[Instructions to follow]:
Reproduce the data below verbatim from the line containing "What's the underlying" through its final line, and produce nothing more.

[Input data]:
---+---

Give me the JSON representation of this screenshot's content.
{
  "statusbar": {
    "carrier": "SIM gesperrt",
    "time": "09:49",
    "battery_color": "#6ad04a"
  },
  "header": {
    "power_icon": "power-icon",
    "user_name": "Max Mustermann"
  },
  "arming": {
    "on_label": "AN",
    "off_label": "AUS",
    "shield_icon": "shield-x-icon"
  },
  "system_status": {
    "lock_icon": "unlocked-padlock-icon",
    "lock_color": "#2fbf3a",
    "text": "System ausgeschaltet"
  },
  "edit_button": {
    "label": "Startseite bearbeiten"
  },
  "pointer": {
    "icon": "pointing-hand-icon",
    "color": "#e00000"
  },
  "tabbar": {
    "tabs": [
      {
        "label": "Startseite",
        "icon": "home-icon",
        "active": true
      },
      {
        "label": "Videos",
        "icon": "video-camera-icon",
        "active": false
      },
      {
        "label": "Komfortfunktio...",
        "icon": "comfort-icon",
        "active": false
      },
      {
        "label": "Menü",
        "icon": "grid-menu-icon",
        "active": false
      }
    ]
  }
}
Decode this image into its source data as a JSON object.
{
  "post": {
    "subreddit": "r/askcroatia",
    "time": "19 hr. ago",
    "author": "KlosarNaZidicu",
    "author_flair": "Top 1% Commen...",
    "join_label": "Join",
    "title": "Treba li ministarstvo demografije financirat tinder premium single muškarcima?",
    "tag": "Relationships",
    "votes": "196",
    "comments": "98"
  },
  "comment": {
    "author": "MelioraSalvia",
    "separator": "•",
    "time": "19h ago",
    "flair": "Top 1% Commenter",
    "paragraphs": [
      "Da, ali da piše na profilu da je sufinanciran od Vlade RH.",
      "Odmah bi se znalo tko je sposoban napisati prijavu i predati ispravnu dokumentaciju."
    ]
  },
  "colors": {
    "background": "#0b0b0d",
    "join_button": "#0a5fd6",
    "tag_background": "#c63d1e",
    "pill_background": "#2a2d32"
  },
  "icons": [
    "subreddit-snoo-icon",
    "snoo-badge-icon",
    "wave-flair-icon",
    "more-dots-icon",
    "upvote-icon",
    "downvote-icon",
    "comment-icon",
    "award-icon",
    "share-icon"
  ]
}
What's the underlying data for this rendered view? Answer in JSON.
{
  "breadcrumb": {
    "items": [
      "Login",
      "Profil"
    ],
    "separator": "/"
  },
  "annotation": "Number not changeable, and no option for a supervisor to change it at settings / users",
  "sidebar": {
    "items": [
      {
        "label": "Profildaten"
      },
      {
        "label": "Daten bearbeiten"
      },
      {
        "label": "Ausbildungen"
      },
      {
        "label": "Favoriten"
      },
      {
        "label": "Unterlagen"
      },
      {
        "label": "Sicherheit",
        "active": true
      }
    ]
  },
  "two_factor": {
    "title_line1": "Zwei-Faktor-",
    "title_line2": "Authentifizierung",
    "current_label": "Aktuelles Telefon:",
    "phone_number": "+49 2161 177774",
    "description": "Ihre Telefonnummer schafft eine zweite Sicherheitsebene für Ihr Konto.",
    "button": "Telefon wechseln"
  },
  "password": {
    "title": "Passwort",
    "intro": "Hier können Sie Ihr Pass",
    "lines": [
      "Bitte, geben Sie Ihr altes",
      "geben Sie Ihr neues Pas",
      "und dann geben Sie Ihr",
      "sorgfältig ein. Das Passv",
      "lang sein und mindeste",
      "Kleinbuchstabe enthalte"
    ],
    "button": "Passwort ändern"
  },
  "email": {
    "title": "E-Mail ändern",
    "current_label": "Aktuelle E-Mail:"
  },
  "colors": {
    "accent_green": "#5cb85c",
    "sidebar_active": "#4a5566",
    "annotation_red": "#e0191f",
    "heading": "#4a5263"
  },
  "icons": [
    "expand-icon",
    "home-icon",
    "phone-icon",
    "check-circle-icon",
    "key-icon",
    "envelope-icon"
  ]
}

---+---

[Answer to this exercise]:
What's the underlying data for this rendered view? Answer in JSON.
{
  "breadcrumb": {
    "items": [
      "Login",
      "Profil"
    ],
    "separator": "/"
  },
  "annotation": "Number not changeable, and no option for a supervisor to change it at settings / users",
  "sidebar": {
    "items": [
      {
        "label": "Profildaten"
      },
      {
        "label": "Daten bearbeiten"
      },
      {
        "label": "Ausbildungen"
      },
      {
        "label": "Favoriten"
      },
      {
        "label": "Unterlagen"
      },
      {
        "label": "Sicherheit",
        "active": true
      }
    ]
  },
  "two_factor": {
    "title_line1": "Zwei-Faktor-",
    "title_line2": "Authentifizierung",
    "current_label": "Aktuelles Telefon:",
    "phone_number": "+49 2161 177774",
    "description": "Ihre Telefonnummer schafft eine zweite Sicherheitsebene für Ihr Konto.",
    "button": "Telefon wechseln"
  },
  "password": {
    "title": "Passwort",
    "intro": "Hier können Sie Ihr Pass",
    "lines": [
      "Bitte, geben Sie Ihr altes",
      "geben Sie Ihr neues Pas",
      "und dann geben Sie Ihr",
      "sorgfältig ein. Das Passv",
      "lang sein und mindeste",
      "Kleinbuchstabe enthalte"
    ],
    "button": "Passwort ändern"
  },
  "email": {
    "title": "E-Mail ändern",
    "current_label": "Aktuelle E-Mail:"
  },
  "colors": {
    "accent_green": "#5cb85c",
    "sidebar_active": "#4a5566",
    "annotation_red": "#e0191f",
    "heading": "#4a5263"
  },
  "icons": [
    "expand-icon",
    "home-icon",
    "phone-icon",
    "check-circle-icon",
    "key-icon",
    "envelope-icon"
  ]
}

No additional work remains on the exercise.